= PROBLEM TO WORK ON =
Each line of the listing must be transcribed exactly, except for the images, which should be excluded.

[PROVIDED ENTRIES start]

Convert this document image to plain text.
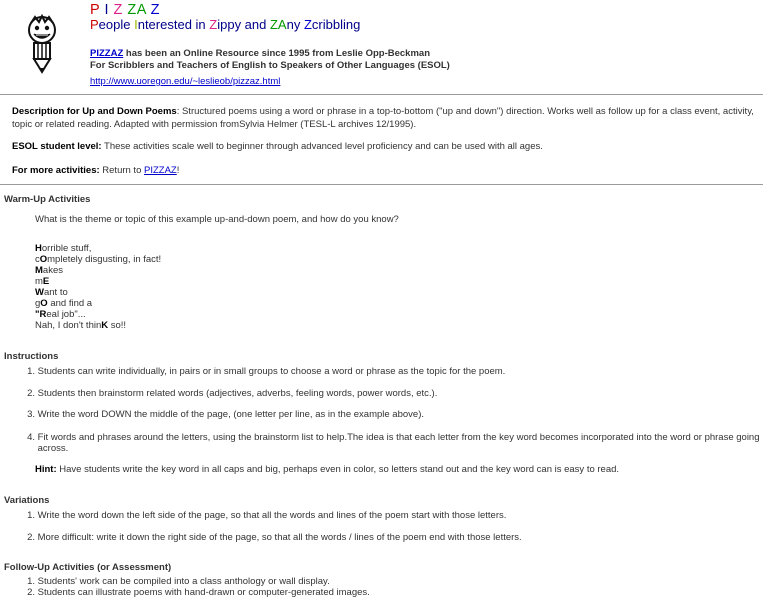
P I Z ZA Z
People Interested in Zippy and ZAny Zcribbling
PIZZAZ has been an Online Resource since 1995 from Leslie Opp-Beckman
For Scribblers and Teachers of English to Speakers of Other Languages (ESOL)
http://www.uoregon.edu/~leslieob/pizzaz.html
Description for Up and Down Poems: Structured poems using a word or phrase in a top-to-bottom ("up and down") direction. Works well as follow up for a class event, activity,
topic or related reading. Adapted with permission fromSylvia Helmer (TESL-L archives 12/1995).
ESOL student level: These activities scale well to beginner through advanced level proficiency and can be used with all ages.
For more activities: Return to PIZZAZ!
Warm-Up Activities
What is the theme or topic of this example up-and-down poem, and how do you know?
Horrible stuff,
cOmpletely disgusting, in fact!
Makes
mE
Want to
gO and find a
"Real job"...
Nah, I don't thinK so!!
Instructions
1. Students can write individually, in pairs or in small groups to choose a word or phrase as the topic for the poem.
2. Students then brainstorm related words (adjectives, adverbs, feeling words, power words, etc.).
3. Write the word DOWN the middle of the page, (one letter per line, as in the example above).
4. Fit words and phrases around the letters, using the brainstorm list to help.The idea is that each letter from the key word becomes incorporated into the word or phrase going across.
Hint: Have students write the key word in all caps and big, perhaps even in color, so letters stand out and the key word can is easy to read.
Variations
1. Write the word down the left side of the page, so that all the words and lines of the poem start with those letters.
2. More difficult: write it down the right side of the page, so that all the words / lines of the poem end with those letters.
Follow-Up Activities (or Assessment)
1. Students' work can be compiled into a class anthology or wall display.
2. Students can illustrate poems with hand-drawn or computer-generated images.
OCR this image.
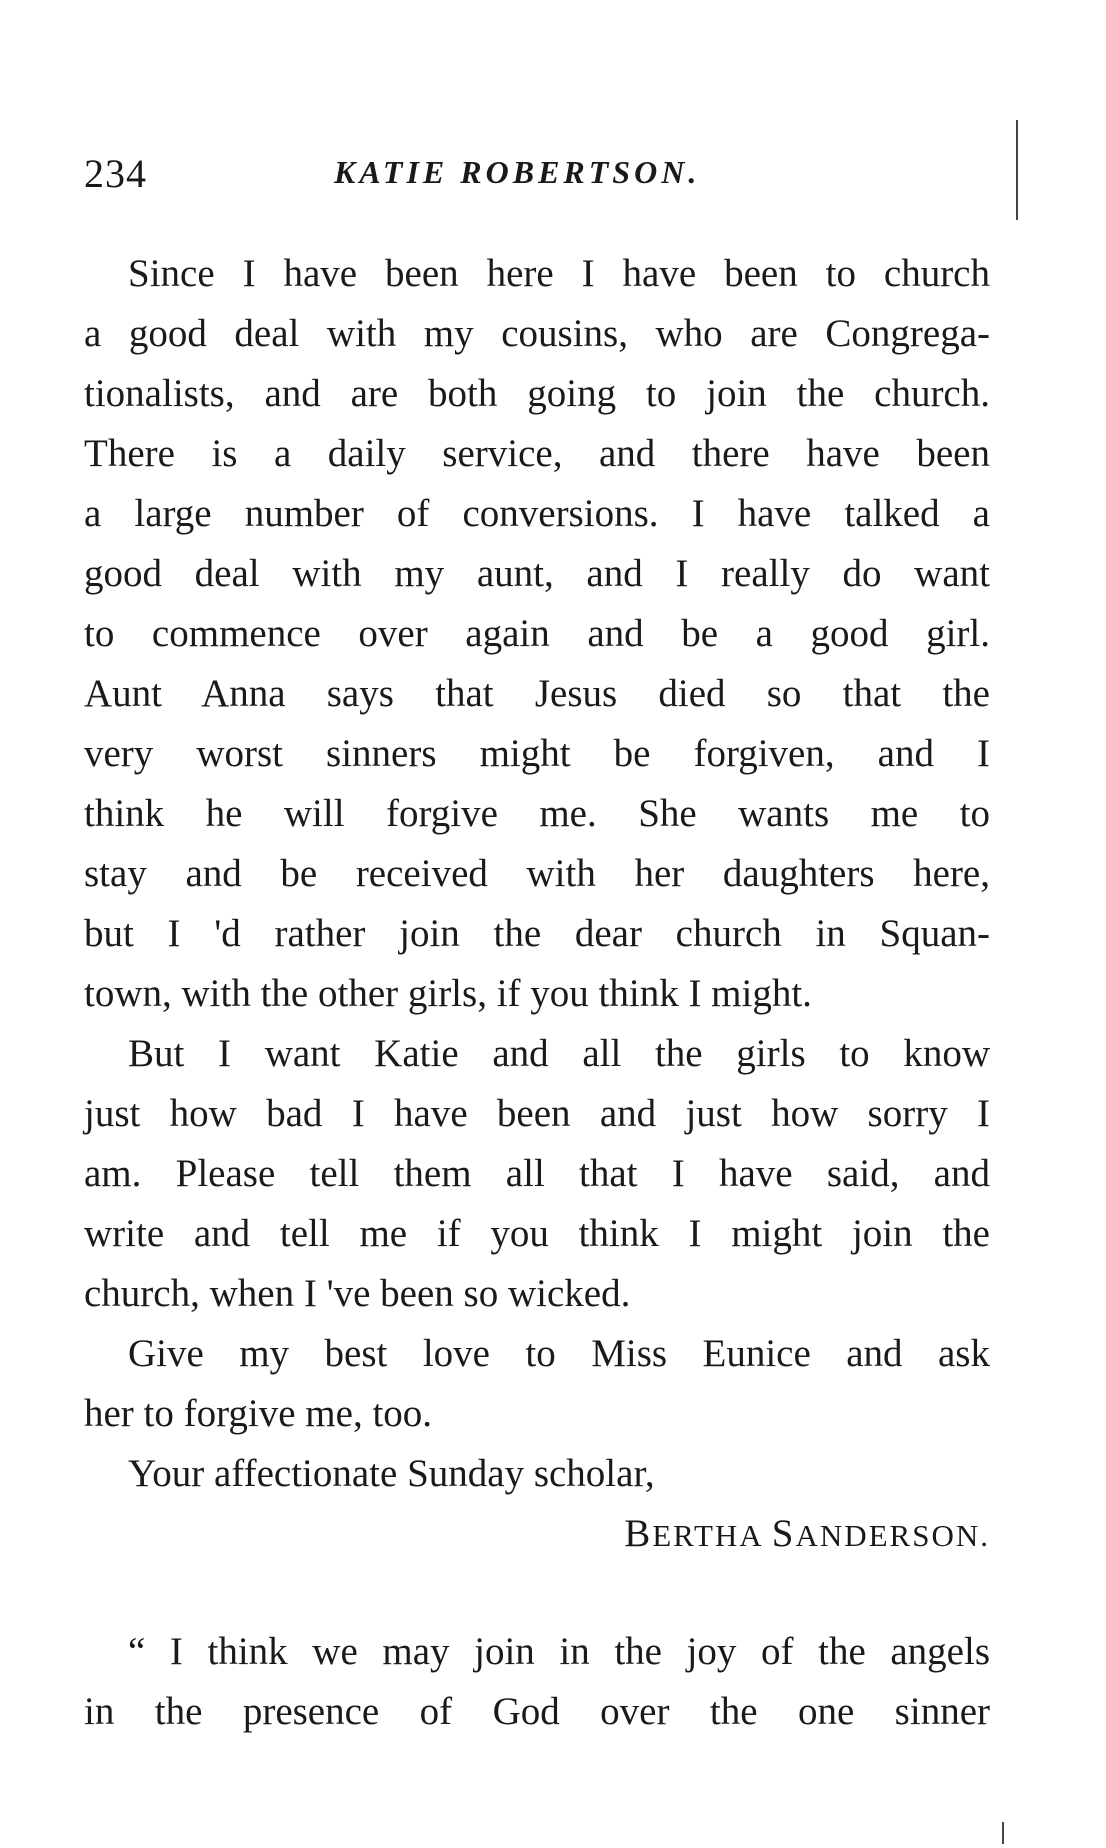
234	KATIE ROBERTSON.
Since I have been here I have been to church
a good deal with my cousins, who are Congrega-
tionalists, and are both going to join the church.
There is a daily service, and there have been
a large number of conversions. I have talked a
good deal with my aunt, and I really do want
to commence over again and be a good girl.
Aunt Anna says that Jesus died so that the
very worst sinners might be forgiven, and I
think he will forgive me. She wants me to
stay and be received with her daughters here,
but I 'd rather join the dear church in Squan-
town, with the other girls, if you think I might.
But I want Katie and all the girls to know
just how bad I have been and just how sorry I
am. Please tell them all that I have said, and
write and tell me if you think I might join the
church, when I 've been so wicked.
Give my best love to Miss Eunice and ask
her to forgive me, too.
Your affectionate Sunday scholar,
BERTHA SANDERSON.
“ I think we may join in the joy of the angels
in the presence of God over the one sinner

[PROVIDED ENTRIES end]

= COMPLETED TASK =
Convert this document image to plain text.
P I Z ZA Z
People Interested in Zippy and ZAny Zcribbling
PIZZAZ has been an Online Resource since 1995 from Leslie Opp-Beckman
For Scribblers and Teachers of English to Speakers of Other Languages (ESOL)
http://www.uoregon.edu/~leslieob/pizzaz.html
Description for Up and Down Poems: Structured poems using a word or phrase in a top-to-bottom ("up and down") direction. Works well as follow up for a class event, activity,
topic or related reading. Adapted with permission fromSylvia Helmer (TESL-L archives 12/1995).
ESOL student level: These activities scale well to beginner through advanced level proficiency and can be used with all ages.
For more activities: Return to PIZZAZ!
Warm-Up Activities
What is the theme or topic of this example up-and-down poem, and how do you know?
Horrible stuff,
cOmpletely disgusting, in fact!
Makes
mE
Want to
gO and find a
"Real job"...
Nah, I don't thinK so!!
Instructions
1. Students can write individually, in pairs or in small groups to choose a word or phrase as the topic for the poem.
2. Students then brainstorm related words (adjectives, adverbs, feeling words, power words, etc.).
3. Write the word DOWN the middle of the page, (one letter per line, as in the example above).
4. Fit words and phrases around the letters, using the brainstorm list to help.The idea is that each letter from the key word becomes incorporated into the word or phrase going across.
Hint: Have students write the key word in all caps and big, perhaps even in color, so letters stand out and the key word can is easy to read.
Variations
1. Write the word down the left side of the page, so that all the words and lines of the poem start with those letters.
2. More difficult: write it down the right side of the page, so that all the words / lines of the poem end with those letters.
Follow-Up Activities (or Assessment)
1. Students' work can be compiled into a class anthology or wall display.
2. Students can illustrate poems with hand-drawn or computer-generated images.
OCR this image.
234	KATIE ROBERTSON.
Since I have been here I have been to church
a good deal with my cousins, who are Congrega-
tionalists, and are both going to join the church.
There is a daily service, and there have been
a large number of conversions. I have talked a
good deal with my aunt, and I really do want
to commence over again and be a good girl.
Aunt Anna says that Jesus died so that the
very worst sinners might be forgiven, and I
think he will forgive me. She wants me to
stay and be received with her daughters here,
but I 'd rather join the dear church in Squan-
town, with the other girls, if you think I might.
But I want Katie and all the girls to know
just how bad I have been and just how sorry I
am. Please tell them all that I have said, and
write and tell me if you think I might join the
church, when I 've been so wicked.
Give my best love to Miss Eunice and ask
her to forgive me, too.
Your affectionate Sunday scholar,
BERTHA SANDERSON.
“ I think we may join in the joy of the angels
in the presence of God over the one sinner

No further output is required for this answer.